Bereitgestellter Text

=-=-=

Wir kennen sie eigentlich alle, kaum einer, der hier mitliest, hat noch nie damit gearbeitet. Aber was wissen wir wirklich über die Folie? Michael Hildebrandt füllte einige Wissenslücken:

Zunächst einmal ist Textil, aber auch alles andere, was Temperatur aushält, mit Flexfolien oder, wie sie auch heißen, Textilbeschriftungsfolien beschriftbar. Ein wichtiger Teil der Folie wird vom Anwender eigentlich nie beachtet, da er quasi die „Rückseite“ der Folie darstellt: der Heißschmelzkleber. Dieser wird durch thermische Aktivierung (also in der Hitze unter der Presse oder dem Bügeleisen) flüssig, dringt in die Struktur des Untergrundes, erkaltet bzw. kristallisiert dort beim Abkühlen aus, und verbindet so die Folie untrennbar mit dem Untergrund. Dieser Vorgang erfolgt sehr schnell, der Prozess des Auskristallisierens ist aber erst nach Stunden oder Tagen wirklich abgeschlossen. Daher lautet ein wichtiger Tipp von Michael Hildebrandt: niemals am ersten Tag waschen, sondern dem Kleber die nötige Zeit lassen, um vollständig auszuhärten bzw. auszukristallisieren! Dann hält auch alles bombenfest und lange. Flexfolien sind hoch strapazierbar und sehr langlebig.

=-=-=

Aufgeführte Zeilen

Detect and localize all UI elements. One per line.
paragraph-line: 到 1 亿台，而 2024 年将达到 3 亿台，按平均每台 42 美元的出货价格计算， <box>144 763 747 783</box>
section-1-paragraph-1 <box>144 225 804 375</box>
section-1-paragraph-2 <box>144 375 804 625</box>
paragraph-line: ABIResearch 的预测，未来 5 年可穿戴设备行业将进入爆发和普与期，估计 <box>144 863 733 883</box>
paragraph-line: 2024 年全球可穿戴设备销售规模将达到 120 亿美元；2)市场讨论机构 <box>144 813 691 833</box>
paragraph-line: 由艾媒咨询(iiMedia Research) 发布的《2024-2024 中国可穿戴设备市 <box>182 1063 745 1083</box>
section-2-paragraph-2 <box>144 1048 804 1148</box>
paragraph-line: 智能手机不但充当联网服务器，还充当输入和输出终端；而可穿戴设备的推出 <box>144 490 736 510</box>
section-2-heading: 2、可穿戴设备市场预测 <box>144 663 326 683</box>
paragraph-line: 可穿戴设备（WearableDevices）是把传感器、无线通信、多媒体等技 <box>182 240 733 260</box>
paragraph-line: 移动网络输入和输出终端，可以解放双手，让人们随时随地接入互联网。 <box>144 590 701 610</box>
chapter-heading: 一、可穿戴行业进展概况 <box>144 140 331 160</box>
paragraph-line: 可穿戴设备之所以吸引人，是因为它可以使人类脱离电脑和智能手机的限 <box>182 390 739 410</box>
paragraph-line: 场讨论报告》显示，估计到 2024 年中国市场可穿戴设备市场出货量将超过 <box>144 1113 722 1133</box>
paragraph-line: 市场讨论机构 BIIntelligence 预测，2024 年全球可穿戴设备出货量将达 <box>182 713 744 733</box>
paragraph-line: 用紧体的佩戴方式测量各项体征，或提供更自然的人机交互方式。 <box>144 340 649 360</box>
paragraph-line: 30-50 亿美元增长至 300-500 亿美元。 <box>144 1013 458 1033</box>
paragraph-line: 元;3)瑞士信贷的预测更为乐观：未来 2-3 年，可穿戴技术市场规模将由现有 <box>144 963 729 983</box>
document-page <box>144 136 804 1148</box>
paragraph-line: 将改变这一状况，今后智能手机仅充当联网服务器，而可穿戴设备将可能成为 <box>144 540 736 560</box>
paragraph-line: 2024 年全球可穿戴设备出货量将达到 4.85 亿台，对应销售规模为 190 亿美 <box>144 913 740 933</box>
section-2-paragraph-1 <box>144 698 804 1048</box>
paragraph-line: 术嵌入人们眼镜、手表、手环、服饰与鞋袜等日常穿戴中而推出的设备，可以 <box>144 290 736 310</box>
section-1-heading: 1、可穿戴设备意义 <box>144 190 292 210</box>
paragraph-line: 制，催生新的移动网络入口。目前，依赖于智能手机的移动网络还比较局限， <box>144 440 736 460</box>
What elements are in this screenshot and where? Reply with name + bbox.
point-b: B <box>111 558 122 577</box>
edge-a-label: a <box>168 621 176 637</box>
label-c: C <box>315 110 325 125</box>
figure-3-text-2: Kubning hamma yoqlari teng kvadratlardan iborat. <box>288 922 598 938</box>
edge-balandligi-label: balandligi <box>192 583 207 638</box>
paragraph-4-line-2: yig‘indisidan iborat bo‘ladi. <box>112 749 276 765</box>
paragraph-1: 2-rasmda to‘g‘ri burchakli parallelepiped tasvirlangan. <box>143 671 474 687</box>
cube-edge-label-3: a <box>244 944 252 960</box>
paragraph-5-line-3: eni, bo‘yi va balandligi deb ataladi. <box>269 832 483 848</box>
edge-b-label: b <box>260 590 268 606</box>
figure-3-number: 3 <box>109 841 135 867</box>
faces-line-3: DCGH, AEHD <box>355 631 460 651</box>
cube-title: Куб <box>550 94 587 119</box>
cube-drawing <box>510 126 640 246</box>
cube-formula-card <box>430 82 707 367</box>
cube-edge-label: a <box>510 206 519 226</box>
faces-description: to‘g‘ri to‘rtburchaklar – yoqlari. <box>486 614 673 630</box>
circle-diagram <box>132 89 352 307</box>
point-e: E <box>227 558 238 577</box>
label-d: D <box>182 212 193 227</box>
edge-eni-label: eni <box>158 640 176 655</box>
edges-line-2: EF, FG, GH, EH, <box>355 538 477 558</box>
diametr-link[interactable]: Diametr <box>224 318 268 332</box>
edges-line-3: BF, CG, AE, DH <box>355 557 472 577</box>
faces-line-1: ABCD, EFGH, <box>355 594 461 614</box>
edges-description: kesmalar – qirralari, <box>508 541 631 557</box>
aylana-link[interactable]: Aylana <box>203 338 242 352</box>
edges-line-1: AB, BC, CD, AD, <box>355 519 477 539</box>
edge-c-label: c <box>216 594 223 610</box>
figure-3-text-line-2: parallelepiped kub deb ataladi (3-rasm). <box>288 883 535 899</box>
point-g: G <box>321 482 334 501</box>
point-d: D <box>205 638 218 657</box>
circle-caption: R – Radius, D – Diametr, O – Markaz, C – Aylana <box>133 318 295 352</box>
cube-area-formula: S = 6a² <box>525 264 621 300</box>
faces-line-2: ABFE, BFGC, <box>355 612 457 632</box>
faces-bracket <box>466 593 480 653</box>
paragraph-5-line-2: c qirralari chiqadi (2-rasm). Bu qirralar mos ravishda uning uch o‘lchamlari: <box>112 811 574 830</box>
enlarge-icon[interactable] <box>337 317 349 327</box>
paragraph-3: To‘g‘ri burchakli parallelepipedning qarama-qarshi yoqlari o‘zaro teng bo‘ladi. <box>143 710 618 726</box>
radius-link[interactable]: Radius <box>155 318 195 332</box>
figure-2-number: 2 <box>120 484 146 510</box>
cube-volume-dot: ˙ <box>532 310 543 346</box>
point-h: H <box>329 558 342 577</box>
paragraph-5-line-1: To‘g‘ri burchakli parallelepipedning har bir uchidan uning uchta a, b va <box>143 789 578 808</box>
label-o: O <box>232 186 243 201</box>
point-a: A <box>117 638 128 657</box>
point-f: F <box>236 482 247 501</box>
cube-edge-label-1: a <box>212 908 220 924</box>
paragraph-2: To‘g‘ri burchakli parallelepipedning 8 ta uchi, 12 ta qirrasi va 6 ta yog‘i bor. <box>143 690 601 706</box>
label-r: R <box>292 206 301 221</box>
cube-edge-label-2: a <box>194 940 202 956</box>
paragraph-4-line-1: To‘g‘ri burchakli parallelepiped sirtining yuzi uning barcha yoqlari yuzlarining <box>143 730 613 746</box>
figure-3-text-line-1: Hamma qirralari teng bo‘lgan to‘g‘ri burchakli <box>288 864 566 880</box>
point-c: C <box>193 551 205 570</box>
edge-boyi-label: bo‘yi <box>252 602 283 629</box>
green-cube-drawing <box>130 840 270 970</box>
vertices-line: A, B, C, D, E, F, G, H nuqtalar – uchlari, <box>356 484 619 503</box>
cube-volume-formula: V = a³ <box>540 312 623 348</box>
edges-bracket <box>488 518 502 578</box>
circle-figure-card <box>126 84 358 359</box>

=-=-=

Zu erledigende Aufgaben
1. Stimmen die folgenden Aussagen mit dem Text über Flexfolien überein? Antworte jeweils mit Ja oder Nein und zitiere die entscheidenden Worte des Textes.
(a) Flexfolien werden auch Textilbeschriftungsfolien genannt.
(b) Das Auskristallisieren des Klebers ist nach wenigen Sekunden vollständig abgeschlossen.
(c) Der Heißschmelzkleber wird durch thermische Aktivierung flüssig.
2. Welchen Tipp gibt Michael Hildebrandt im Text über Flexfolien zum Waschen?
3. Führe den Text über Flexfolien im Anschluss an seinen letzten Satz mit einigen weiteren Sätzen fort.

Lösungen zur Übung
1.
(a) Ja: „Flexfolien oder, wie sie auch heißen, Textilbeschriftungsfolien“
(b) Nein: „der Prozess des Auskristallisierens ist aber erst nach Stunden oder Tagen wirklich abgeschlossen“
(c) Ja: „Dieser wird durch thermische Aktivierung (also in der Hitze unter der Presse oder dem Bügeleisen) flüssig“

2. Niemals am ersten Tag waschen, sondern dem Kleber die nötige Zeit lassen, um vollständig auszuhärten bzw. auszukristallisieren.

3.
Bei dem riesigen Angebot, was man an Folien kaufen kann, stellt sich natürlich auch die Frage: 

Was für unterschiedliche Folien gibt es am Markt, und worin unterscheiden sich diese? Was ist das Besondere an den „neuen“ Folien?

Hauptunterschied der Folien ist auf den ersten Blick das Aussehen: es gibt die Folien glänzend, im europäischen Markt aber hauptsächlich matt. Neu ist das Heißschmelzklebesystem. Dieses zeichnet sich durch schnellere Aktivierbarkeit aus, das heißt die Kleber werden schneller flüssig und verbinden sich schneller mit dem Material. Wir haben also eine Verschiebung von Parametern Richtung niedrigere Temperatur und kürzere Presszeit. Dies bringt einen zeitlichen Vorteil, aber auch die möglichen Untergründe ändern sich. Die neuen Folien zeichnen sich somit durch leichtere, schnellere Anbringbarkeit und größeren Einsatzbereich aus.

Die optische Seite der neuen Folien ist grundlegend eigentlich nicht verändert, sondern nur der Kleber. Moderne Textilien werden immer temperaturempfindlicher, darauf musste man reagieren, indem der Kleber auch schon bei geringerer Temperatur funktioniert.

Manche Textilien haben einen hohen Farbüberschuss im Gewebe. Diese „Farbverseuchung“ kann bei den Folien der Vorgänger-Generation Probleme machen, indem die Farbe beim Pressen durch die Hitze in die Folie wandert und dort zu Farbabweichungen führt. Besonders auffällig ist dies bei weißen Folien.

Zur Vermeidung von „Farbwanderungen“ wurde zuvor Blockout Folie entwickelt. Die Blockoutfolie enthält eine zusätzliche Schicht, die quasi als Farb-Sperre dient. Dadurch sind diese Folien aber dicker und somit auch steifer. Die Trennschicht wirkt natürlich sehr gut gegen Farbwanderung aber die Flexibilität leidet, was der Anwender natürlich nicht so großartig findet.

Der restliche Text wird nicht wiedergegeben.